### Given instruction
Print out each record below, unaltered and complete, without its images.

### The records
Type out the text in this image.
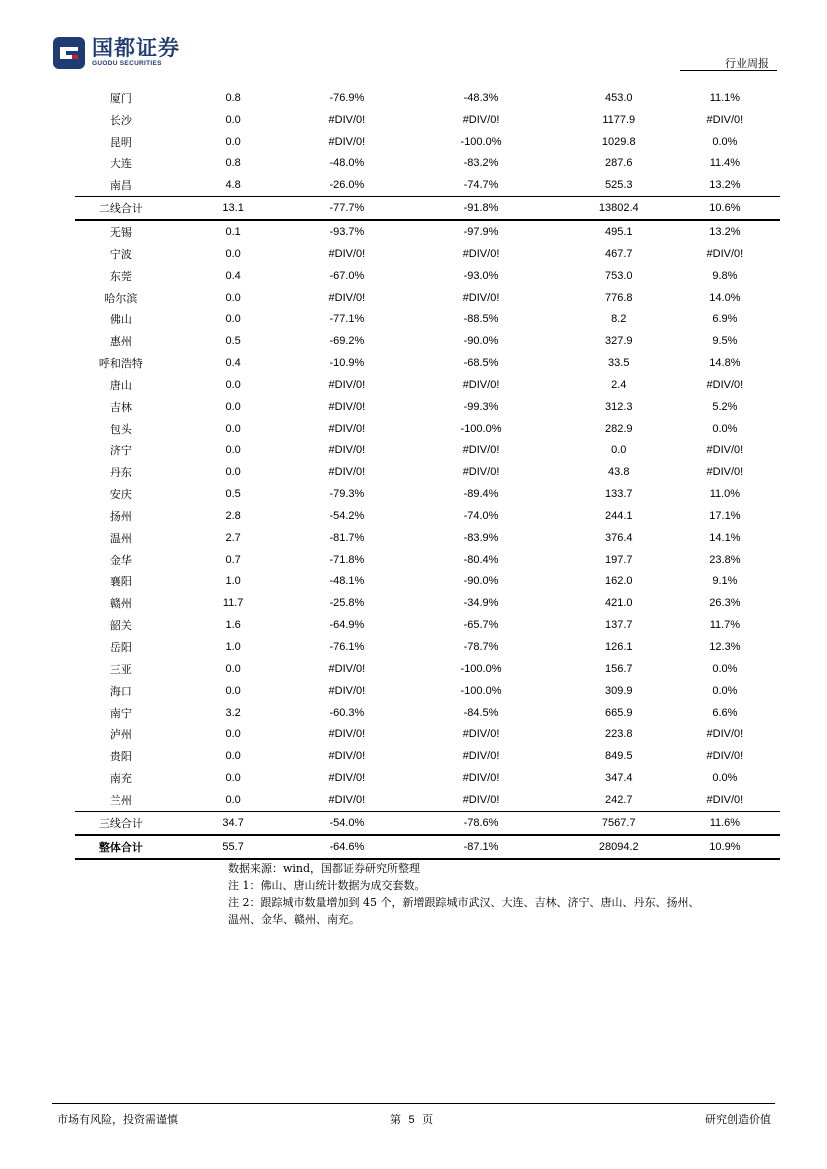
国都证券
GUODU SECURITIES	行业周报
厦门	0.8	-76.9%	-48.3%	453.0	11.1%
长沙	0.0	#DIV/0!	#DIV/0!	1177.9	#DIV/0!
昆明	0.0	#DIV/0!	-100.0%	1029.8	0.0%
大连	0.8	-48.0%	-83.2%	287.6	11.4%
南昌	4.8	-26.0%	-74.7%	525.3	13.2%
二线合计	13.1	-77.7%	-91.8%	13802.4	10.6%
无锡	0.1	-93.7%	-97.9%	495.1	13.2%
宁波	0.0	#DIV/0!	#DIV/0!	467.7	#DIV/0!
东莞	0.4	-67.0%	-93.0%	753.0	9.8%
哈尔滨	0.0	#DIV/0!	#DIV/0!	776.8	14.0%
佛山	0.0	-77.1%	-88.5%	8.2	6.9%
惠州	0.5	-69.2%	-90.0%	327.9	9.5%
呼和浩特	0.4	-10.9%	-68.5%	33.5	14.8%
唐山	0.0	#DIV/0!	#DIV/0!	2.4	#DIV/0!
吉林	0.0	#DIV/0!	-99.3%	312.3	5.2%
包头	0.0	#DIV/0!	-100.0%	282.9	0.0%
济宁	0.0	#DIV/0!	#DIV/0!	0.0	#DIV/0!
丹东	0.0	#DIV/0!	#DIV/0!	43.8	#DIV/0!
安庆	0.5	-79.3%	-89.4%	133.7	11.0%
扬州	2.8	-54.2%	-74.0%	244.1	17.1%
温州	2.7	-81.7%	-83.9%	376.4	14.1%
金华	0.7	-71.8%	-80.4%	197.7	23.8%
襄阳	1.0	-48.1%	-90.0%	162.0	9.1%
赣州	11.7	-25.8%	-34.9%	421.0	26.3%
韶关	1.6	-64.9%	-65.7%	137.7	11.7%
岳阳	1.0	-76.1%	-78.7%	126.1	12.3%
三亚	0.0	#DIV/0!	-100.0%	156.7	0.0%
海口	0.0	#DIV/0!	-100.0%	309.9	0.0%
南宁	3.2	-60.3%	-84.5%	665.9	6.6%
泸州	0.0	#DIV/0!	#DIV/0!	223.8	#DIV/0!
贵阳	0.0	#DIV/0!	#DIV/0!	849.5	#DIV/0!
南充	0.0	#DIV/0!	#DIV/0!	347.4	0.0%
兰州	0.0	#DIV/0!	#DIV/0!	242.7	#DIV/0!
三线合计	34.7	-54.0%	-78.6%	7567.7	11.6%
整体合计	55.7	-64.6%	-87.1%	28094.2	10.9%
数据来源：wind，国都证券研究所整理
注 1：佛山、唐山统计数据为成交套数。
注 2：跟踪城市数量增加到 45 个，新增跟踪城市武汉、大连、吉林、济宁、唐山、丹东、扬州、
温州、金华、赣州、南充。
市场有风险，投资需谨慎	第 5 页	研究创造价值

### Answer to this problem
Type out the text in this image.
国都证券
GUODU SECURITIES	行业周报
厦门	0.8	-76.9%	-48.3%	453.0	11.1%
长沙	0.0	#DIV/0!	#DIV/0!	1177.9	#DIV/0!
昆明	0.0	#DIV/0!	-100.0%	1029.8	0.0%
大连	0.8	-48.0%	-83.2%	287.6	11.4%
南昌	4.8	-26.0%	-74.7%	525.3	13.2%
二线合计	13.1	-77.7%	-91.8%	13802.4	10.6%
无锡	0.1	-93.7%	-97.9%	495.1	13.2%
宁波	0.0	#DIV/0!	#DIV/0!	467.7	#DIV/0!
东莞	0.4	-67.0%	-93.0%	753.0	9.8%
哈尔滨	0.0	#DIV/0!	#DIV/0!	776.8	14.0%
佛山	0.0	-77.1%	-88.5%	8.2	6.9%
惠州	0.5	-69.2%	-90.0%	327.9	9.5%
呼和浩特	0.4	-10.9%	-68.5%	33.5	14.8%
唐山	0.0	#DIV/0!	#DIV/0!	2.4	#DIV/0!
吉林	0.0	#DIV/0!	-99.3%	312.3	5.2%
包头	0.0	#DIV/0!	-100.0%	282.9	0.0%
济宁	0.0	#DIV/0!	#DIV/0!	0.0	#DIV/0!
丹东	0.0	#DIV/0!	#DIV/0!	43.8	#DIV/0!
安庆	0.5	-79.3%	-89.4%	133.7	11.0%
扬州	2.8	-54.2%	-74.0%	244.1	17.1%
温州	2.7	-81.7%	-83.9%	376.4	14.1%
金华	0.7	-71.8%	-80.4%	197.7	23.8%
襄阳	1.0	-48.1%	-90.0%	162.0	9.1%
赣州	11.7	-25.8%	-34.9%	421.0	26.3%
韶关	1.6	-64.9%	-65.7%	137.7	11.7%
岳阳	1.0	-76.1%	-78.7%	126.1	12.3%
三亚	0.0	#DIV/0!	-100.0%	156.7	0.0%
海口	0.0	#DIV/0!	-100.0%	309.9	0.0%
南宁	3.2	-60.3%	-84.5%	665.9	6.6%
泸州	0.0	#DIV/0!	#DIV/0!	223.8	#DIV/0!
贵阳	0.0	#DIV/0!	#DIV/0!	849.5	#DIV/0!
南充	0.0	#DIV/0!	#DIV/0!	347.4	0.0%
兰州	0.0	#DIV/0!	#DIV/0!	242.7	#DIV/0!
三线合计	34.7	-54.0%	-78.6%	7567.7	11.6%
整体合计	55.7	-64.6%	-87.1%	28094.2	10.9%
数据来源：wind，国都证券研究所整理
注 1：佛山、唐山统计数据为成交套数。
注 2：跟踪城市数量增加到 45 个，新增跟踪城市武汉、大连、吉林、济宁、唐山、丹东、扬州、
温州、金华、赣州、南充。
市场有风险，投资需谨慎	第 5 页	研究创造价值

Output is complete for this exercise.